Look through the material below for "text". Copy every line that contains it.

» Stored entries
+-------+

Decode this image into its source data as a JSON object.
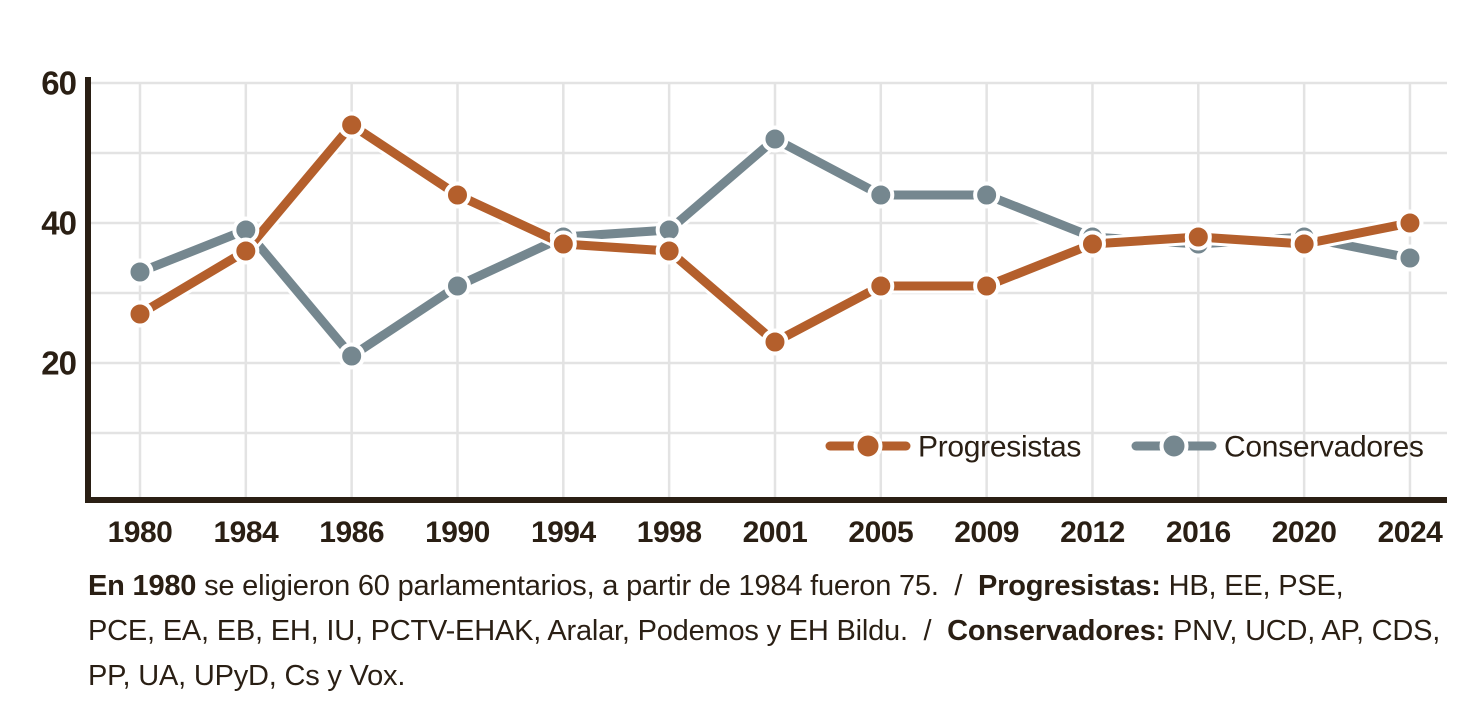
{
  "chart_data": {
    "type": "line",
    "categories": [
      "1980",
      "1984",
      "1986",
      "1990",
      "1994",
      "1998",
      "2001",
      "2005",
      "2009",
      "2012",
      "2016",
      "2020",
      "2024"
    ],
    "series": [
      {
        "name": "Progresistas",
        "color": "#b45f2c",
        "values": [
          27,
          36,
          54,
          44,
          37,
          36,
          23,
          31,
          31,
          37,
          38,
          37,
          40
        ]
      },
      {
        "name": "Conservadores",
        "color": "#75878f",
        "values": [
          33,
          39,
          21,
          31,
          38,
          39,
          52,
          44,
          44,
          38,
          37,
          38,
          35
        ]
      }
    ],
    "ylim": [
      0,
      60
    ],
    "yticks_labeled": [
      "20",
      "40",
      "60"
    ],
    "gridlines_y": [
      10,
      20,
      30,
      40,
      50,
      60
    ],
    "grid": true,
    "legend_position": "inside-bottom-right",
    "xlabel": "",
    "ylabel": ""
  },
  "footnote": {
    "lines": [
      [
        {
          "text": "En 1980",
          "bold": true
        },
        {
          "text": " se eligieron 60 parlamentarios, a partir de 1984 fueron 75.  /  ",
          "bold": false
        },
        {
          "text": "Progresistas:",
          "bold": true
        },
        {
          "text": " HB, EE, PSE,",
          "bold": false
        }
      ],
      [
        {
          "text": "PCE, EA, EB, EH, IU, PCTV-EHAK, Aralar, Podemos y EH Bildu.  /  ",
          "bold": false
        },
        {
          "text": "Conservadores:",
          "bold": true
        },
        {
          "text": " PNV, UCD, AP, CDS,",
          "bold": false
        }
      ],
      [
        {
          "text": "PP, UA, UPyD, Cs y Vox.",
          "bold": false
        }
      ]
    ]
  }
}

+-------+

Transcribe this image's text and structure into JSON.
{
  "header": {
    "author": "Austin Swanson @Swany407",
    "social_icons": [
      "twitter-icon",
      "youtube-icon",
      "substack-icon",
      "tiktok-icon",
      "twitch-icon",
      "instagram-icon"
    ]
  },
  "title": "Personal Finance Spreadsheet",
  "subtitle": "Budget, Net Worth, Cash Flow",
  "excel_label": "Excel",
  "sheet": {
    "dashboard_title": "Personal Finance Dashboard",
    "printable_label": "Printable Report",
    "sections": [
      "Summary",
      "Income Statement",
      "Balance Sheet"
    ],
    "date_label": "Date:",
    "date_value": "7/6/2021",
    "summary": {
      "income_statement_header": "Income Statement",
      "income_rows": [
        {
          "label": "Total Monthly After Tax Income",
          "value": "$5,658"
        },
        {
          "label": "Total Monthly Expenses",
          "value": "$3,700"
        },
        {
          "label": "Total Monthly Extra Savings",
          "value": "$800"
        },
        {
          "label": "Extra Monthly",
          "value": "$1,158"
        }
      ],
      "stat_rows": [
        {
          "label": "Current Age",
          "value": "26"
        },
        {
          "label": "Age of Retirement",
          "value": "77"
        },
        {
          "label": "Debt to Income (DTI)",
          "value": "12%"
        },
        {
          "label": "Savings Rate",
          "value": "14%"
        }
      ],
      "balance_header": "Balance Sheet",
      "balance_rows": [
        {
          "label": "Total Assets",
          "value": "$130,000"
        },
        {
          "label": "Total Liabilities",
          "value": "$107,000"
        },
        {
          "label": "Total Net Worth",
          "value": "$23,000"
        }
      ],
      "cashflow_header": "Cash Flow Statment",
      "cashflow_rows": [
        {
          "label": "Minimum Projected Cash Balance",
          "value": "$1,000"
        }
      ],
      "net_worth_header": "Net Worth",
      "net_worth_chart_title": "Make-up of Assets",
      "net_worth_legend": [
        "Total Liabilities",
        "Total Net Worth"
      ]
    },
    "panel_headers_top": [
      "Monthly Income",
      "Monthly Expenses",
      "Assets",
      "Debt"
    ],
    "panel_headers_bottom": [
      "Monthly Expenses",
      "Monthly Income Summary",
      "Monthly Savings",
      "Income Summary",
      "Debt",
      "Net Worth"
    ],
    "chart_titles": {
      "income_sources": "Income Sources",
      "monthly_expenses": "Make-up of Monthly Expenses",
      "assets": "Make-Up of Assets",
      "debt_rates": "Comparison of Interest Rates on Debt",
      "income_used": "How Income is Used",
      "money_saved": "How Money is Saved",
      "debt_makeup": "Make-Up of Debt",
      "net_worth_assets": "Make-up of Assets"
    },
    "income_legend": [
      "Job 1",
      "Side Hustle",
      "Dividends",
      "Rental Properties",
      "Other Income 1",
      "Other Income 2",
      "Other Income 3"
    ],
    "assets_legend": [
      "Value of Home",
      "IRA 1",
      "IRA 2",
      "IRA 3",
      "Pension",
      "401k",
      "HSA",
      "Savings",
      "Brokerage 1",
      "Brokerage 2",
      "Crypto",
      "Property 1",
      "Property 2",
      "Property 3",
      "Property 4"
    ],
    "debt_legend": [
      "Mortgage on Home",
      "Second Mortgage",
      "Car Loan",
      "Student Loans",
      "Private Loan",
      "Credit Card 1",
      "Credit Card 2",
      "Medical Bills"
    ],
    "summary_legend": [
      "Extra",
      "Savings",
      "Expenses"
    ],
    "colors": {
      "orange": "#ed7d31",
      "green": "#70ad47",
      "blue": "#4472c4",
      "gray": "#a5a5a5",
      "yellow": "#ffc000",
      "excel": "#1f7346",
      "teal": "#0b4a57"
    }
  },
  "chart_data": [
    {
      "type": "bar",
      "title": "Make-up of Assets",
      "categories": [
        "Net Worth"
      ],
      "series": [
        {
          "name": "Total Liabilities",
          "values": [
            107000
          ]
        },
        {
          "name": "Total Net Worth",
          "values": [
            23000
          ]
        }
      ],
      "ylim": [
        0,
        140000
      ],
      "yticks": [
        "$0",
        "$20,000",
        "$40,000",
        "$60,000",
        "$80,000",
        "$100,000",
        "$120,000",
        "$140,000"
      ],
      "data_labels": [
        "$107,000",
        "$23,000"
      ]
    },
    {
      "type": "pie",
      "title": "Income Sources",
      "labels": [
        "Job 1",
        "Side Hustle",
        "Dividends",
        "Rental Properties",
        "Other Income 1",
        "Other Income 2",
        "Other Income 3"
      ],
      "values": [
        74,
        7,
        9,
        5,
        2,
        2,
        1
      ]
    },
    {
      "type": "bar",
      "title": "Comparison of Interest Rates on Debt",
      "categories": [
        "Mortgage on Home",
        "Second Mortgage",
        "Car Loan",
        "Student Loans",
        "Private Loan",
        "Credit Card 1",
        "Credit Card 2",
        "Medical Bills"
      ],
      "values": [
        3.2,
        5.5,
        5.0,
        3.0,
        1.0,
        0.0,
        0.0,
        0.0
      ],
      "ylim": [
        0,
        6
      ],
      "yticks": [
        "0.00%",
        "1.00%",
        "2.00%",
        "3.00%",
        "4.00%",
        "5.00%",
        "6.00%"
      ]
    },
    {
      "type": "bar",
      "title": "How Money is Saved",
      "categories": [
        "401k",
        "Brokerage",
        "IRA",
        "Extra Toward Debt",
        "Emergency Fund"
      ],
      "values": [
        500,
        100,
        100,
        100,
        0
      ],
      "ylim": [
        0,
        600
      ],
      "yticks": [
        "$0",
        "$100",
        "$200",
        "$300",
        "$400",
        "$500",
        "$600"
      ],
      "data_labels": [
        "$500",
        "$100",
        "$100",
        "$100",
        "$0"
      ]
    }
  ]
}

+-------+

» TASK RESULT
          "text": "En 1980",
          "text": " se eligieron 60 parlamentarios, a partir de 1984 fueron 75.  /  ",
          "text": "Progresistas:",
          "text": " HB, EE, PSE,",
          "text": "PCE, EA, EB, EH, IU, PCTV-EHAK, Aralar, Podemos y EH Bildu.  /  ",
          "text": "Conservadores:",
          "text": " PNV, UCD, AP, CDS,",
          "text": "PP, UA, UPyD, Cs y Vox.",
Transcribe this image's text and structure into JSON.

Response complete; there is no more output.